::: Input for this task
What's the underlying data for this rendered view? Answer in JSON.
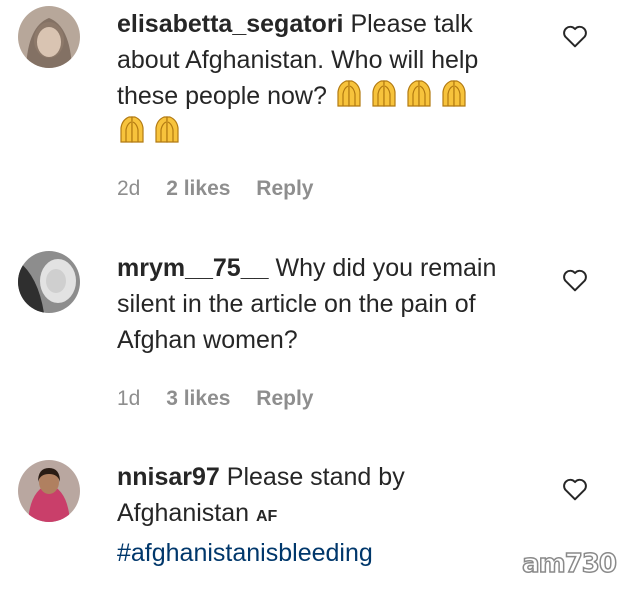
{
  "comments": [
    {
      "username": "elisabetta_segatori",
      "text": "Please talk about Afghanistan. Who will help these people now?",
      "emoji_name": "folded-hands-emoji",
      "emoji_count": 6,
      "time": "2d",
      "likes": "2 likes",
      "reply": "Reply"
    },
    {
      "username": "mrym__75__",
      "text": "Why did you remain silent in the article on the pain of Afghan women?",
      "time": "1d",
      "likes": "3 likes",
      "reply": "Reply"
    },
    {
      "username": "nnisar97",
      "text": "Please stand by Afghanistan",
      "flag": "AF",
      "hashtag": "#afghanistanisbleeding"
    }
  ],
  "icons": {
    "like": "heart-icon"
  },
  "watermark": "am730",
  "colors": {
    "text": "#262626",
    "meta": "#8e8e8e",
    "hashtag": "#00376b"
  }
}
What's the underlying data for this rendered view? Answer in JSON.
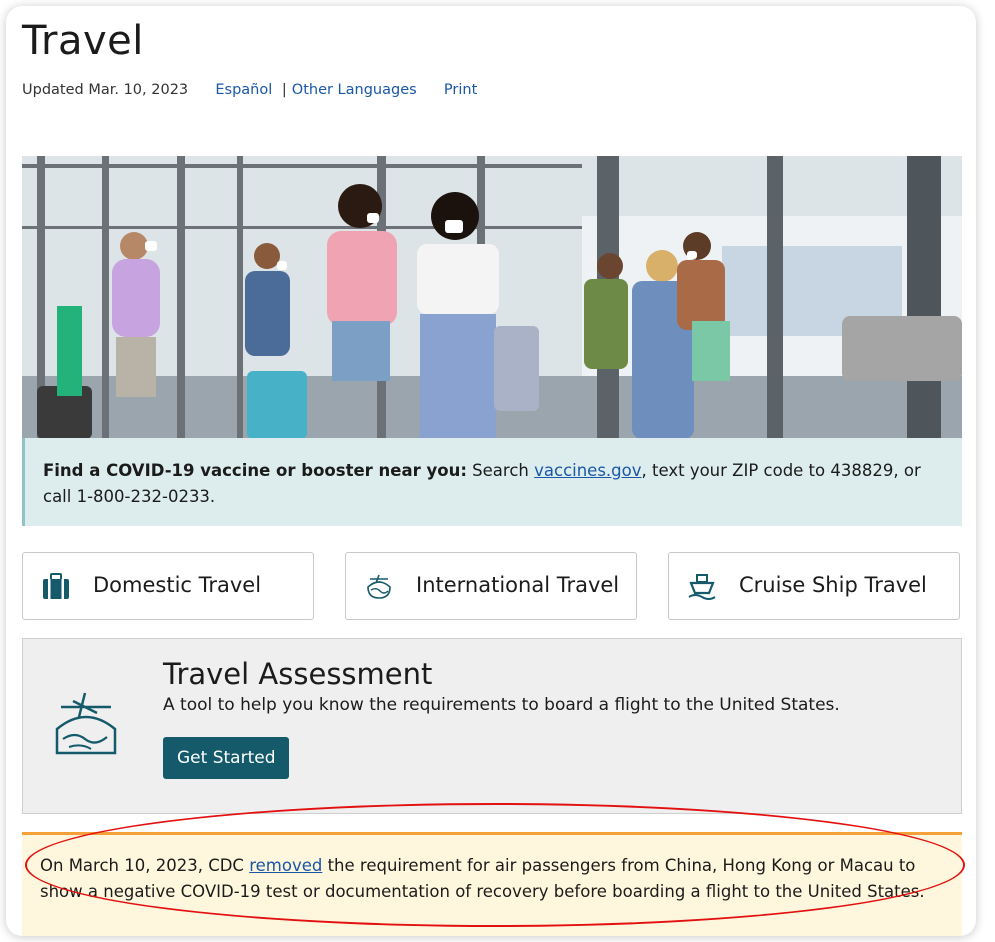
{
  "page": {
    "title": "Travel",
    "updated": "Updated Mar. 10, 2023",
    "lang_es": "Español",
    "lang_sep": "|",
    "lang_other": "Other Languages",
    "print": "Print"
  },
  "banner": {
    "bold_lead": "Find a COVID-19 vaccine or booster near you:",
    "text_before": " Search ",
    "link": "vaccines.gov",
    "text_after": ", text your ZIP code to 438829, or call 1-800-232-0233."
  },
  "tiles": [
    {
      "label": "Domestic Travel",
      "icon": "suitcase-icon"
    },
    {
      "label": "International Travel",
      "icon": "plane-globe-icon"
    },
    {
      "label": "Cruise Ship Travel",
      "icon": "ship-icon"
    }
  ],
  "assessment": {
    "title": "Travel Assessment",
    "description": "A tool to help you know the requirements to board a flight to the United States.",
    "button": "Get Started"
  },
  "alert": {
    "text_before": "On March 10, 2023, CDC ",
    "link": "removed",
    "text_after": " the requirement for air passengers from China, Hong Kong or Macau to show a negative COVID-19 test or documentation of recovery before boarding a flight to the United States."
  },
  "colors": {
    "accent_link": "#1a57a6",
    "button_bg": "#155a6b",
    "banner_bg": "#ddeded",
    "alert_bg": "#fff7dd",
    "alert_border": "#f5a13a",
    "annotation": "#e31010"
  }
}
::::::
▸ **Instruction**
Only the number is wanted: how many lines of these entries contain the string "Travel"?

▸ **Task response**
5